» Objective
How many of these lines hold the string "Items"? Answer with the number only.
────────────────────
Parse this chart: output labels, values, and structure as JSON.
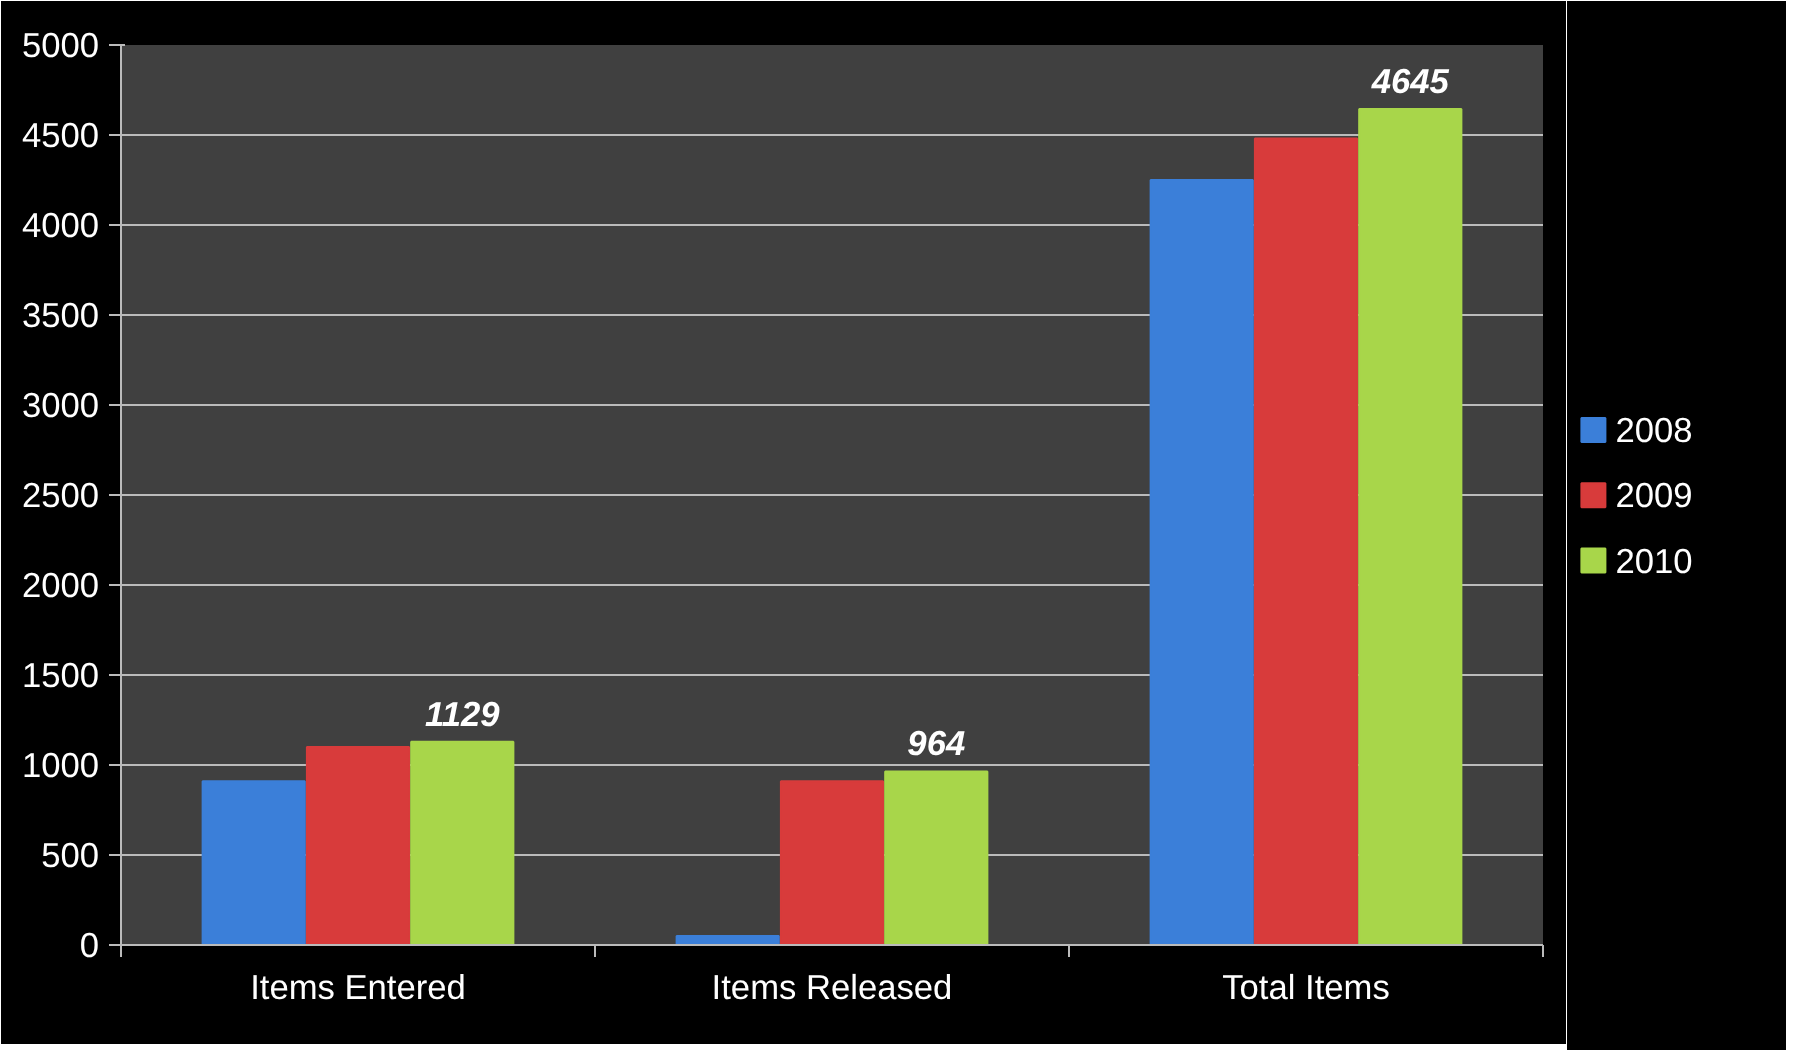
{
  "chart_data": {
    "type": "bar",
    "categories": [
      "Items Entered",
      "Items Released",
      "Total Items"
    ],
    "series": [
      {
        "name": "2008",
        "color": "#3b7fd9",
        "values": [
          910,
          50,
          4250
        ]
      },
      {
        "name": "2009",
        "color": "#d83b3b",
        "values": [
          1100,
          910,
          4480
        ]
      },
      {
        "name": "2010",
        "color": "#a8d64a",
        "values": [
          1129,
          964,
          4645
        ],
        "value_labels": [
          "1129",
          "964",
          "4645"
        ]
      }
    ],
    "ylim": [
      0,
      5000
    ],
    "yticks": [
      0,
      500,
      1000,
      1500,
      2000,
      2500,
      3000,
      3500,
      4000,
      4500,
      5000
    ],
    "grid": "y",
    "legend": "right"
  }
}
────────────────────
» Completed exercise
3